▸ **The problem**
Each line that follows should be printed again exactly as it stands.

Data items:

((

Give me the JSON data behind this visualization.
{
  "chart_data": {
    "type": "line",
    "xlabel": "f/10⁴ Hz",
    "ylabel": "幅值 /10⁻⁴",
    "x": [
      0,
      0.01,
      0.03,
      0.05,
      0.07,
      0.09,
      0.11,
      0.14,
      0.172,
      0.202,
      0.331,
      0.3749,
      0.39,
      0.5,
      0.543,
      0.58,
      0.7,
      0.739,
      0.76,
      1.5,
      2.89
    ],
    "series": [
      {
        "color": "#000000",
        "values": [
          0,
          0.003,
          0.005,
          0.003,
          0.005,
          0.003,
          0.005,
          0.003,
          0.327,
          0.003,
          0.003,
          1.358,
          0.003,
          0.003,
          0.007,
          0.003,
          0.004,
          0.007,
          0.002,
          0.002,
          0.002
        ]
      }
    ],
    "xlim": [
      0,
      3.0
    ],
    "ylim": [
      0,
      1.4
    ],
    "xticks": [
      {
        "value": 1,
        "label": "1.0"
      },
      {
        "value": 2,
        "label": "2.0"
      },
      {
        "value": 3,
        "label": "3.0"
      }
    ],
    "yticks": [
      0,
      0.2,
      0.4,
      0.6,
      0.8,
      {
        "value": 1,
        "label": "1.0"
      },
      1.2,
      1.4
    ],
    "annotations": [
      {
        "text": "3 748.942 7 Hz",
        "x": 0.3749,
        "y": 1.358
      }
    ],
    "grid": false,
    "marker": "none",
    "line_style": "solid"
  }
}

))

▸ **Finished task**
Give me the JSON data behind this visualization.
{
  "chart_data": {
    "type": "line",
    "xlabel": "f/10⁴ Hz",
    "ylabel": "幅值 /10⁻⁴",
    "x": [
      0,
      0.01,
      0.03,
      0.05,
      0.07,
      0.09,
      0.11,
      0.14,
      0.172,
      0.202,
      0.331,
      0.3749,
      0.39,
      0.5,
      0.543,
      0.58,
      0.7,
      0.739,
      0.76,
      1.5,
      2.89
    ],
    "series": [
      {
        "color": "#000000",
        "values": [
          0,
          0.003,
          0.005,
          0.003,
          0.005,
          0.003,
          0.005,
          0.003,
          0.327,
          0.003,
          0.003,
          1.358,
          0.003,
          0.003,
          0.007,
          0.003,
          0.004,
          0.007,
          0.002,
          0.002,
          0.002
        ]
      }
    ],
    "xlim": [
      0,
      3.0
    ],
    "ylim": [
      0,
      1.4
    ],
    "xticks": [
      {
        "value": 1,
        "label": "1.0"
      },
      {
        "value": 2,
        "label": "2.0"
      },
      {
        "value": 3,
        "label": "3.0"
      }
    ],
    "yticks": [
      0,
      0.2,
      0.4,
      0.6,
      0.8,
      {
        "value": 1,
        "label": "1.0"
      },
      1.2,
      1.4
    ],
    "annotations": [
      {
        "text": "3 748.942 7 Hz",
        "x": 0.3749,
        "y": 1.358
      }
    ],
    "grid": false,
    "marker": "none",
    "line_style": "solid"
  }
}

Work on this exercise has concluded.